-------- EXCERPTED RECORDS

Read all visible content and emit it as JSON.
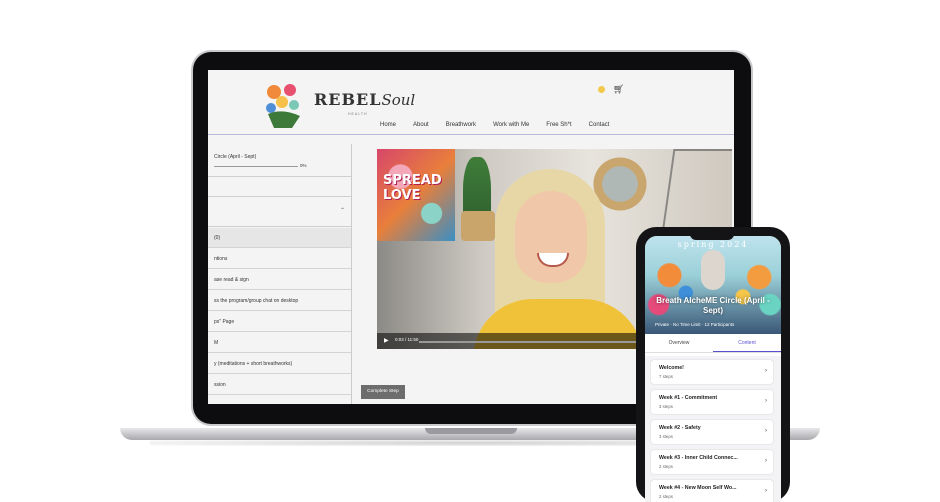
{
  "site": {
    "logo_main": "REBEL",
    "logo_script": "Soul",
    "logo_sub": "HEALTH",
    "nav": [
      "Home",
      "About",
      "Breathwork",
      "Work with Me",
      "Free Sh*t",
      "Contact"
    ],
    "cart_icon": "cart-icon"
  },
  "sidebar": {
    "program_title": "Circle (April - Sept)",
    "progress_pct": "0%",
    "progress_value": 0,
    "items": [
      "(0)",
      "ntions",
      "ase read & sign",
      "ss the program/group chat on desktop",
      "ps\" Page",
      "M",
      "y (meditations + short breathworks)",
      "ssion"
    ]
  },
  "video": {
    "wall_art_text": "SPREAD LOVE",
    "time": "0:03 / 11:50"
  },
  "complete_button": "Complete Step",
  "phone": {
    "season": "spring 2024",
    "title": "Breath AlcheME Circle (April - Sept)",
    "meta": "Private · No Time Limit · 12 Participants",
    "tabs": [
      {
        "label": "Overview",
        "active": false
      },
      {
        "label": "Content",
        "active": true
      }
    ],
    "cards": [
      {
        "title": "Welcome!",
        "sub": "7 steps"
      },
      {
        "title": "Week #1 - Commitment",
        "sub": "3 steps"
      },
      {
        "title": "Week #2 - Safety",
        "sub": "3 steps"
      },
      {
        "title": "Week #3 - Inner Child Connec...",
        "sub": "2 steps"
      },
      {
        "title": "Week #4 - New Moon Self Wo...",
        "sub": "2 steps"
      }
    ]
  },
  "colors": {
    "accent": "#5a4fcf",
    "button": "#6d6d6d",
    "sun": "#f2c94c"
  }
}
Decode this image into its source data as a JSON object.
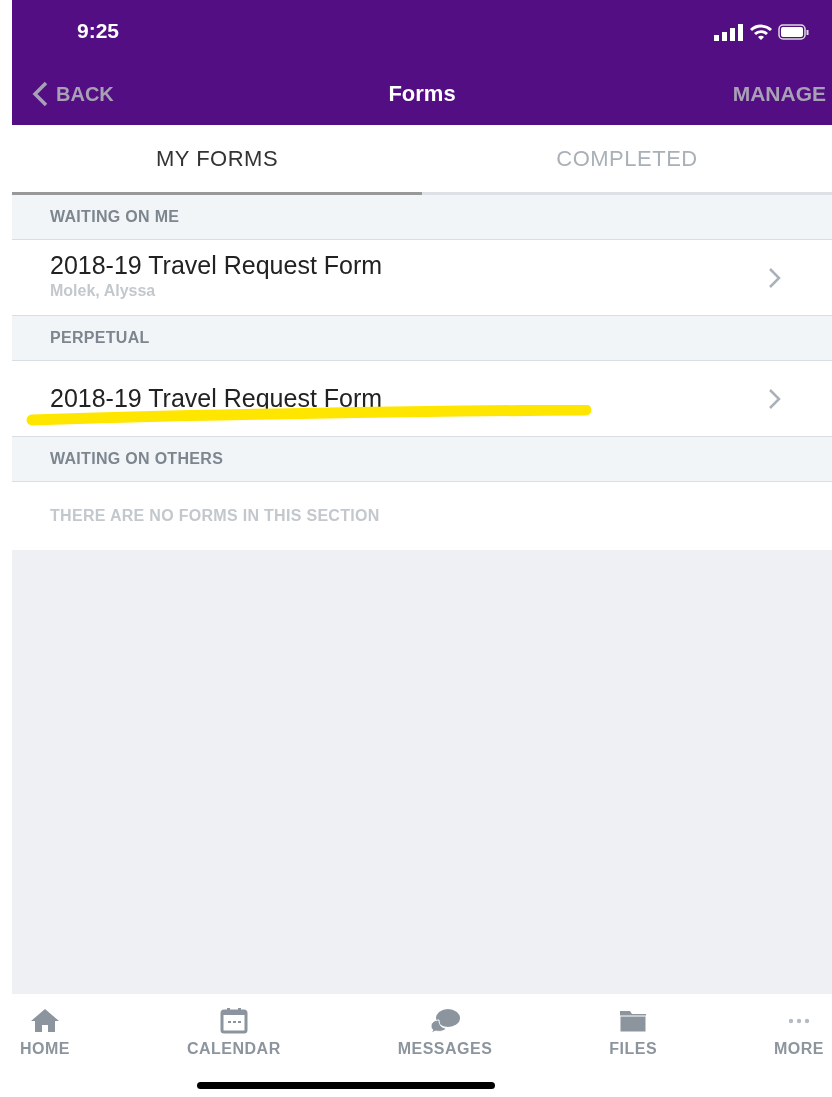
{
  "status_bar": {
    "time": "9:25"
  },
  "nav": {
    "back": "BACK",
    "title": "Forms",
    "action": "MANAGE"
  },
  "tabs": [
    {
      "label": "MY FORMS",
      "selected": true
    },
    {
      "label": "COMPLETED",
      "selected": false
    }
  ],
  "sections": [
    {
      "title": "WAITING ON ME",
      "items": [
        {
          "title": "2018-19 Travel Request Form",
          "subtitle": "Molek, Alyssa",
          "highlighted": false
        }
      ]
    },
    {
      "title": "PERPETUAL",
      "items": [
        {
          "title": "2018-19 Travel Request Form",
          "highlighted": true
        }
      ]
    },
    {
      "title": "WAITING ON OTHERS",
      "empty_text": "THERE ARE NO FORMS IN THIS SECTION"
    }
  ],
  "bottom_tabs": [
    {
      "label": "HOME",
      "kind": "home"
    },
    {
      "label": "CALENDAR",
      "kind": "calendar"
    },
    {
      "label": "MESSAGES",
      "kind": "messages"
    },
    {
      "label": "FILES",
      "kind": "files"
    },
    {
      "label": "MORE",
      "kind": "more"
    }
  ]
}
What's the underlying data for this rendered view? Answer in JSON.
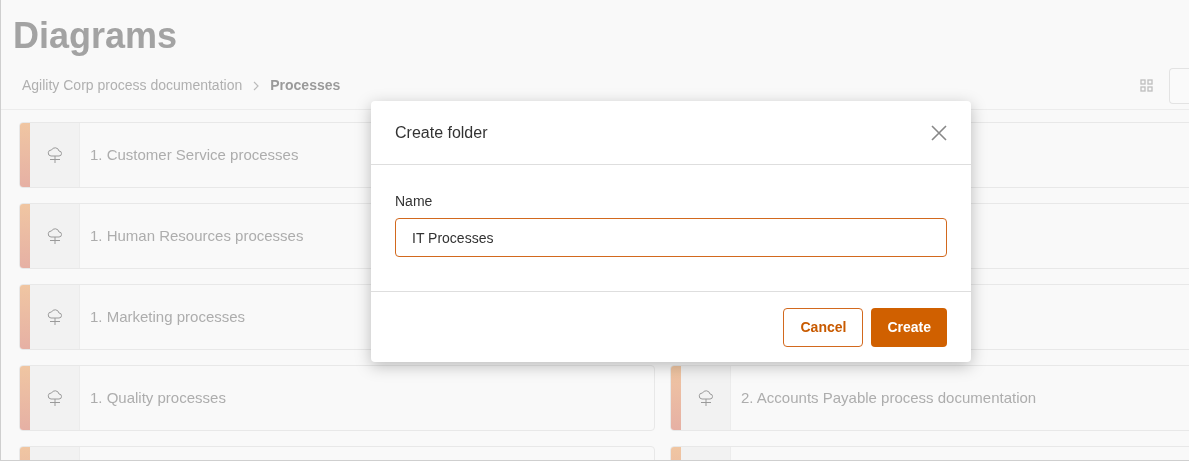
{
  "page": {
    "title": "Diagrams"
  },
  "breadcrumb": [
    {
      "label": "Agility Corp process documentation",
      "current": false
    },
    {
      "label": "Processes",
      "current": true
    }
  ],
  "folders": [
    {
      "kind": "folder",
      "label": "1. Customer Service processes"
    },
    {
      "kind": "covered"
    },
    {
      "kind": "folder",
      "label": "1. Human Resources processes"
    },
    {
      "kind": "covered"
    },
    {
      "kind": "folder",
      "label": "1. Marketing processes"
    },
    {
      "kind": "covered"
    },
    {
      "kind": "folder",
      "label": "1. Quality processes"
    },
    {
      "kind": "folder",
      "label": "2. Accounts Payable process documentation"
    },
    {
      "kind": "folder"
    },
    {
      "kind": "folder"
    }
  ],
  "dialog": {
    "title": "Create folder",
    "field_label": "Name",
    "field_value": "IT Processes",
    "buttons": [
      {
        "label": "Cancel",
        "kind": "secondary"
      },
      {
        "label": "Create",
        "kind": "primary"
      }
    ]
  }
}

----------------

(THE REQUEST) Copy everything in the records above except the pictures, exactly as written.

(WRITTEN ANSWER)
Read all visible content and emit it as JSON.
{
  "site": {
    "logo_main": "REBEL",
    "logo_script": "Soul",
    "logo_sub": "HEALTH",
    "nav": [
      "Home",
      "About",
      "Breathwork",
      "Work with Me",
      "Free Sh*t",
      "Contact"
    ],
    "cart_icon": "cart-icon"
  },
  "sidebar": {
    "program_title": "Circle (April - Sept)",
    "progress_pct": "0%",
    "progress_value": 0,
    "items": [
      "(0)",
      "ntions",
      "ase read & sign",
      "ss the program/group chat on desktop",
      "ps\" Page",
      "M",
      "y (meditations + short breathworks)",
      "ssion"
    ]
  },
  "video": {
    "wall_art_text": "SPREAD LOVE",
    "time": "0:03 / 11:50"
  },
  "complete_button": "Complete Step",
  "phone": {
    "season": "spring 2024",
    "title": "Breath AlcheME Circle (April - Sept)",
    "meta": "Private · No Time Limit · 12 Participants",
    "tabs": [
      {
        "label": "Overview",
        "active": false
      },
      {
        "label": "Content",
        "active": true
      }
    ],
    "cards": [
      {
        "title": "Welcome!",
        "sub": "7 steps"
      },
      {
        "title": "Week #1 - Commitment",
        "sub": "3 steps"
      },
      {
        "title": "Week #2 - Safety",
        "sub": "3 steps"
      },
      {
        "title": "Week #3 - Inner Child Connec...",
        "sub": "2 steps"
      },
      {
        "title": "Week #4 - New Moon Self Wo...",
        "sub": "2 steps"
      }
    ]
  },
  "colors": {
    "accent": "#5a4fcf",
    "button": "#6d6d6d",
    "sun": "#f2c94c"
  }
}
Decode this image into its source data as a JSON object.
{
  "status_bar": {
    "time": "9:25"
  },
  "nav": {
    "back": "BACK",
    "title": "Forms",
    "action": "MANAGE"
  },
  "tabs": [
    {
      "label": "MY FORMS",
      "selected": true
    },
    {
      "label": "COMPLETED",
      "selected": false
    }
  ],
  "sections": [
    {
      "title": "WAITING ON ME",
      "items": [
        {
          "title": "2018-19 Travel Request Form",
          "subtitle": "Molek, Alyssa",
          "highlighted": false
        }
      ]
    },
    {
      "title": "PERPETUAL",
      "items": [
        {
          "title": "2018-19 Travel Request Form",
          "highlighted": true
        }
      ]
    },
    {
      "title": "WAITING ON OTHERS",
      "empty_text": "THERE ARE NO FORMS IN THIS SECTION"
    }
  ],
  "bottom_tabs": [
    {
      "label": "HOME",
      "kind": "home"
    },
    {
      "label": "CALENDAR",
      "kind": "calendar"
    },
    {
      "label": "MESSAGES",
      "kind": "messages"
    },
    {
      "label": "FILES",
      "kind": "files"
    },
    {
      "label": "MORE",
      "kind": "more"
    }
  ]
}
What's the underlying data for this rendered view? Answer in JSON.
{
  "page": {
    "title": "Diagrams"
  },
  "breadcrumb": [
    {
      "label": "Agility Corp process documentation",
      "current": false
    },
    {
      "label": "Processes",
      "current": true
    }
  ],
  "folders": [
    {
      "kind": "folder",
      "label": "1. Customer Service processes"
    },
    {
      "kind": "covered"
    },
    {
      "kind": "folder",
      "label": "1. Human Resources processes"
    },
    {
      "kind": "covered"
    },
    {
      "kind": "folder",
      "label": "1. Marketing processes"
    },
    {
      "kind": "covered"
    },
    {
      "kind": "folder",
      "label": "1. Quality processes"
    },
    {
      "kind": "folder",
      "label": "2. Accounts Payable process documentation"
    },
    {
      "kind": "folder"
    },
    {
      "kind": "folder"
    }
  ],
  "dialog": {
    "title": "Create folder",
    "field_label": "Name",
    "field_value": "IT Processes",
    "buttons": [
      {
        "label": "Cancel",
        "kind": "secondary"
      },
      {
        "label": "Create",
        "kind": "primary"
      }
    ]
  }
}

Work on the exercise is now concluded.